### REQUIRED WORK
Reproduce all of the listing below without alteration.
[ENTRIES start]
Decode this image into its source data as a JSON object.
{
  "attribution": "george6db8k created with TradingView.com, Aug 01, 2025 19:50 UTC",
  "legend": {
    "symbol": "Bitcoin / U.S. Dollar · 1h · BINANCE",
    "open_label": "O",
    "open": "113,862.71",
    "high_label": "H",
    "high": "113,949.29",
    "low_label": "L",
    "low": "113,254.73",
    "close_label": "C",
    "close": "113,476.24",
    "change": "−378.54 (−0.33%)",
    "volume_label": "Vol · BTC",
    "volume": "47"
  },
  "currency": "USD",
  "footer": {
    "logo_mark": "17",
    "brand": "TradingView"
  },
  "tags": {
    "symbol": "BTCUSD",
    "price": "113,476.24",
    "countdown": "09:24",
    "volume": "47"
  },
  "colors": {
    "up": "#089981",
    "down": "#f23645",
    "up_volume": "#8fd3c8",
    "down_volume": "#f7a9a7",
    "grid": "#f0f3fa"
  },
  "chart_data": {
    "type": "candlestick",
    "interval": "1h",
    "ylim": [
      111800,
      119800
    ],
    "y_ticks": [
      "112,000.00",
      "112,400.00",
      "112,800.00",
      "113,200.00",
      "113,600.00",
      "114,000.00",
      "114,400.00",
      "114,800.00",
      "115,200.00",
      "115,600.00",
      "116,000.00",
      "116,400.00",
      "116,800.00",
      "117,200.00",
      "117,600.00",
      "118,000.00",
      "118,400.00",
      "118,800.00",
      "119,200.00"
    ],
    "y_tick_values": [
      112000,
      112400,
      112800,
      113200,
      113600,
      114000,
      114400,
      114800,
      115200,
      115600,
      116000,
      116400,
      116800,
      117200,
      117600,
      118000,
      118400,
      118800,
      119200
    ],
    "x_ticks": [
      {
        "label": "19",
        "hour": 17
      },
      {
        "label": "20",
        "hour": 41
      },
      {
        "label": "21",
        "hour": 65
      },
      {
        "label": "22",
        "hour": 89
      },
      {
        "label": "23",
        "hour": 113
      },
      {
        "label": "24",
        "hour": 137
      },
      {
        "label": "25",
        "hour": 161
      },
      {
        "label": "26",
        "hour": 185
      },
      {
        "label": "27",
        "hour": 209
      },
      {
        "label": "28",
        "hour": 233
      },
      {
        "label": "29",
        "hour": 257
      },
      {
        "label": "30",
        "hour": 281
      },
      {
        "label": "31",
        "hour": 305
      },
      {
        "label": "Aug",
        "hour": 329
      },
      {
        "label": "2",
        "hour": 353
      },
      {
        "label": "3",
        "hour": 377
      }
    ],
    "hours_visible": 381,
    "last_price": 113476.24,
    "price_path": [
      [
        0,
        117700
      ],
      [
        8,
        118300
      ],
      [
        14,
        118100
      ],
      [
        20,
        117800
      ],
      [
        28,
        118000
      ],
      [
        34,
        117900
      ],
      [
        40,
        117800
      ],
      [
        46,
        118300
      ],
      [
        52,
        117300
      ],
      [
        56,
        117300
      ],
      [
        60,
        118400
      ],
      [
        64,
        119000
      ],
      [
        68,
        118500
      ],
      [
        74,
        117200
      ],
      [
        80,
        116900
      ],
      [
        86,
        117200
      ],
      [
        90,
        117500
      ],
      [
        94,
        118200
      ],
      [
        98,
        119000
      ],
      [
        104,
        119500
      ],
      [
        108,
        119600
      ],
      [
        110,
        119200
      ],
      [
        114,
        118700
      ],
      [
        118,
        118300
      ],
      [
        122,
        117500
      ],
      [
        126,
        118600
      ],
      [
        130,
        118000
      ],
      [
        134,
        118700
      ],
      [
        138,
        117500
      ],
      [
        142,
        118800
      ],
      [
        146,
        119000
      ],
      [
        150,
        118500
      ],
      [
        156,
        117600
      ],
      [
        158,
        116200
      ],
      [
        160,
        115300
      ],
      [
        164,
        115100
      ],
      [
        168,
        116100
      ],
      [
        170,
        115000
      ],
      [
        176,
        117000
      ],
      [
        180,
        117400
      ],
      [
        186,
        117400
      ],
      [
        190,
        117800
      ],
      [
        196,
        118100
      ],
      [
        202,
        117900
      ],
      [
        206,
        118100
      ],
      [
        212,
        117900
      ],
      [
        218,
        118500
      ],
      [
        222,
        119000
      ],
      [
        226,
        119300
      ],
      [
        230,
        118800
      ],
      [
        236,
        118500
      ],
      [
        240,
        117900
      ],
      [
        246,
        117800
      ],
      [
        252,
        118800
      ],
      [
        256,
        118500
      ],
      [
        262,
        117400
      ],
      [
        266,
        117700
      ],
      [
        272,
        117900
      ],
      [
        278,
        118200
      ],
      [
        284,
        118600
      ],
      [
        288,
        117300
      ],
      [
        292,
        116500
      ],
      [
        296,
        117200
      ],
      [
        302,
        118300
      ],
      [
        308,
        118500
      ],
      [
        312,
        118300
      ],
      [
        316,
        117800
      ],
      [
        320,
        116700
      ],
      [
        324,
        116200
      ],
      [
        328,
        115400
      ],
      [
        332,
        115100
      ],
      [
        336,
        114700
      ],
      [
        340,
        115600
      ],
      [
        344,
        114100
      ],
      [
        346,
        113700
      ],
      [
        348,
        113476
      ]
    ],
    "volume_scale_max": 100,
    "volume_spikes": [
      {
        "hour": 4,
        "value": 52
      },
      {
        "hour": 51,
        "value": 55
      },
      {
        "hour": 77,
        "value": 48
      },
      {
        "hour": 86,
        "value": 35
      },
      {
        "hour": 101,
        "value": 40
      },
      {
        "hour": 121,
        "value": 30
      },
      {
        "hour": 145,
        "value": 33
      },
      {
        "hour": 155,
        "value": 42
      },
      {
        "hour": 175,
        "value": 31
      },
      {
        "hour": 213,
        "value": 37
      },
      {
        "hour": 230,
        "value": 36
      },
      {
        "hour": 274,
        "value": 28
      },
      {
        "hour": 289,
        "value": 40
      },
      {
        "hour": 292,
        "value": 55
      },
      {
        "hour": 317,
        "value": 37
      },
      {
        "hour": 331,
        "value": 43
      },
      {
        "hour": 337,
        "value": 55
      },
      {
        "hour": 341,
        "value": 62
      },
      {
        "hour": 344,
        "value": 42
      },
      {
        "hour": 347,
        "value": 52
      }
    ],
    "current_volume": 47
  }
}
[ENTRIES end]
### FULL RESPONSE
Decode this image into its source data as a JSON object.
{
  "attribution": "george6db8k created with TradingView.com, Aug 01, 2025 19:50 UTC",
  "legend": {
    "symbol": "Bitcoin / U.S. Dollar · 1h · BINANCE",
    "open_label": "O",
    "open": "113,862.71",
    "high_label": "H",
    "high": "113,949.29",
    "low_label": "L",
    "low": "113,254.73",
    "close_label": "C",
    "close": "113,476.24",
    "change": "−378.54 (−0.33%)",
    "volume_label": "Vol · BTC",
    "volume": "47"
  },
  "currency": "USD",
  "footer": {
    "logo_mark": "17",
    "brand": "TradingView"
  },
  "tags": {
    "symbol": "BTCUSD",
    "price": "113,476.24",
    "countdown": "09:24",
    "volume": "47"
  },
  "colors": {
    "up": "#089981",
    "down": "#f23645",
    "up_volume": "#8fd3c8",
    "down_volume": "#f7a9a7",
    "grid": "#f0f3fa"
  },
  "chart_data": {
    "type": "candlestick",
    "interval": "1h",
    "ylim": [
      111800,
      119800
    ],
    "y_ticks": [
      "112,000.00",
      "112,400.00",
      "112,800.00",
      "113,200.00",
      "113,600.00",
      "114,000.00",
      "114,400.00",
      "114,800.00",
      "115,200.00",
      "115,600.00",
      "116,000.00",
      "116,400.00",
      "116,800.00",
      "117,200.00",
      "117,600.00",
      "118,000.00",
      "118,400.00",
      "118,800.00",
      "119,200.00"
    ],
    "y_tick_values": [
      112000,
      112400,
      112800,
      113200,
      113600,
      114000,
      114400,
      114800,
      115200,
      115600,
      116000,
      116400,
      116800,
      117200,
      117600,
      118000,
      118400,
      118800,
      119200
    ],
    "x_ticks": [
      {
        "label": "19",
        "hour": 17
      },
      {
        "label": "20",
        "hour": 41
      },
      {
        "label": "21",
        "hour": 65
      },
      {
        "label": "22",
        "hour": 89
      },
      {
        "label": "23",
        "hour": 113
      },
      {
        "label": "24",
        "hour": 137
      },
      {
        "label": "25",
        "hour": 161
      },
      {
        "label": "26",
        "hour": 185
      },
      {
        "label": "27",
        "hour": 209
      },
      {
        "label": "28",
        "hour": 233
      },
      {
        "label": "29",
        "hour": 257
      },
      {
        "label": "30",
        "hour": 281
      },
      {
        "label": "31",
        "hour": 305
      },
      {
        "label": "Aug",
        "hour": 329
      },
      {
        "label": "2",
        "hour": 353
      },
      {
        "label": "3",
        "hour": 377
      }
    ],
    "hours_visible": 381,
    "last_price": 113476.24,
    "price_path": [
      [
        0,
        117700
      ],
      [
        8,
        118300
      ],
      [
        14,
        118100
      ],
      [
        20,
        117800
      ],
      [
        28,
        118000
      ],
      [
        34,
        117900
      ],
      [
        40,
        117800
      ],
      [
        46,
        118300
      ],
      [
        52,
        117300
      ],
      [
        56,
        117300
      ],
      [
        60,
        118400
      ],
      [
        64,
        119000
      ],
      [
        68,
        118500
      ],
      [
        74,
        117200
      ],
      [
        80,
        116900
      ],
      [
        86,
        117200
      ],
      [
        90,
        117500
      ],
      [
        94,
        118200
      ],
      [
        98,
        119000
      ],
      [
        104,
        119500
      ],
      [
        108,
        119600
      ],
      [
        110,
        119200
      ],
      [
        114,
        118700
      ],
      [
        118,
        118300
      ],
      [
        122,
        117500
      ],
      [
        126,
        118600
      ],
      [
        130,
        118000
      ],
      [
        134,
        118700
      ],
      [
        138,
        117500
      ],
      [
        142,
        118800
      ],
      [
        146,
        119000
      ],
      [
        150,
        118500
      ],
      [
        156,
        117600
      ],
      [
        158,
        116200
      ],
      [
        160,
        115300
      ],
      [
        164,
        115100
      ],
      [
        168,
        116100
      ],
      [
        170,
        115000
      ],
      [
        176,
        117000
      ],
      [
        180,
        117400
      ],
      [
        186,
        117400
      ],
      [
        190,
        117800
      ],
      [
        196,
        118100
      ],
      [
        202,
        117900
      ],
      [
        206,
        118100
      ],
      [
        212,
        117900
      ],
      [
        218,
        118500
      ],
      [
        222,
        119000
      ],
      [
        226,
        119300
      ],
      [
        230,
        118800
      ],
      [
        236,
        118500
      ],
      [
        240,
        117900
      ],
      [
        246,
        117800
      ],
      [
        252,
        118800
      ],
      [
        256,
        118500
      ],
      [
        262,
        117400
      ],
      [
        266,
        117700
      ],
      [
        272,
        117900
      ],
      [
        278,
        118200
      ],
      [
        284,
        118600
      ],
      [
        288,
        117300
      ],
      [
        292,
        116500
      ],
      [
        296,
        117200
      ],
      [
        302,
        118300
      ],
      [
        308,
        118500
      ],
      [
        312,
        118300
      ],
      [
        316,
        117800
      ],
      [
        320,
        116700
      ],
      [
        324,
        116200
      ],
      [
        328,
        115400
      ],
      [
        332,
        115100
      ],
      [
        336,
        114700
      ],
      [
        340,
        115600
      ],
      [
        344,
        114100
      ],
      [
        346,
        113700
      ],
      [
        348,
        113476
      ]
    ],
    "volume_scale_max": 100,
    "volume_spikes": [
      {
        "hour": 4,
        "value": 52
      },
      {
        "hour": 51,
        "value": 55
      },
      {
        "hour": 77,
        "value": 48
      },
      {
        "hour": 86,
        "value": 35
      },
      {
        "hour": 101,
        "value": 40
      },
      {
        "hour": 121,
        "value": 30
      },
      {
        "hour": 145,
        "value": 33
      },
      {
        "hour": 155,
        "value": 42
      },
      {
        "hour": 175,
        "value": 31
      },
      {
        "hour": 213,
        "value": 37
      },
      {
        "hour": 230,
        "value": 36
      },
      {
        "hour": 274,
        "value": 28
      },
      {
        "hour": 289,
        "value": 40
      },
      {
        "hour": 292,
        "value": 55
      },
      {
        "hour": 317,
        "value": 37
      },
      {
        "hour": 331,
        "value": 43
      },
      {
        "hour": 337,
        "value": 55
      },
      {
        "hour": 341,
        "value": 62
      },
      {
        "hour": 344,
        "value": 42
      },
      {
        "hour": 347,
        "value": 52
      }
    ],
    "current_volume": 47
  }
}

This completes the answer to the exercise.